◆ **Given instruction**:
Identify each line containing the word "Persons" and copy it.

◆ **Material supplied**:
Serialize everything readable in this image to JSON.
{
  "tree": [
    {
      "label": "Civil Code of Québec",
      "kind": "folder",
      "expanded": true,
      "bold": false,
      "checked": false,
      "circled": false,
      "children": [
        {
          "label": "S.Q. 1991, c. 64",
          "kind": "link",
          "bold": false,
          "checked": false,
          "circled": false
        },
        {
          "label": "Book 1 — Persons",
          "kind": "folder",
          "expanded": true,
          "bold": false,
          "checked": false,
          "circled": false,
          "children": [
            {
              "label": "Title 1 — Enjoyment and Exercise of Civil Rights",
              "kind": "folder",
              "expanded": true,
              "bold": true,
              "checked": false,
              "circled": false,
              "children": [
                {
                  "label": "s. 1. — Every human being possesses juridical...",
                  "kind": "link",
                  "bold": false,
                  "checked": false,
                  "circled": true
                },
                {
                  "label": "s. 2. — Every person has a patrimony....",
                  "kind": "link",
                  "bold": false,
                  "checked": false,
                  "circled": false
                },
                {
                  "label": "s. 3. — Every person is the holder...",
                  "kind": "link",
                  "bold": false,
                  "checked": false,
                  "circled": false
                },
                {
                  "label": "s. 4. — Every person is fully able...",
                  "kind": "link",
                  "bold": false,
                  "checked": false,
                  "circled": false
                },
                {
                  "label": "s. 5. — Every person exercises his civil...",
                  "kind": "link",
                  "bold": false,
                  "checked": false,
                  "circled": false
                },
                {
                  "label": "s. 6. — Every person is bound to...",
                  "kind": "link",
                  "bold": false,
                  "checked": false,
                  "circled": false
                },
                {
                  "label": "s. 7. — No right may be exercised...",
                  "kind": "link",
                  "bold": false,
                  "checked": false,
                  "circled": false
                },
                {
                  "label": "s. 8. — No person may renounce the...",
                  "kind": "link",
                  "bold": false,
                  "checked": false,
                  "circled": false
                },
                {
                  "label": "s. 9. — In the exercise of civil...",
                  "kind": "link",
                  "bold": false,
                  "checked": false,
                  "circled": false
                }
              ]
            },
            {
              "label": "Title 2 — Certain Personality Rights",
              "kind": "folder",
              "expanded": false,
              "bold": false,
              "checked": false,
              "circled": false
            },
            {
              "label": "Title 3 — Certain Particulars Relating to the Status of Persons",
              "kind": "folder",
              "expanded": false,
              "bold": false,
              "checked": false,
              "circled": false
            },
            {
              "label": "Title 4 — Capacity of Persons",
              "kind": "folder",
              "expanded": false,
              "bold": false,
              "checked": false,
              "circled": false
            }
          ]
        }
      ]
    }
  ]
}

◆ **Reply**:
          "label": "Book 1 — Persons",
              "label": "Title 3 — Certain Particulars Relating to the Status of Persons",
              "label": "Title 4 — Capacity of Persons",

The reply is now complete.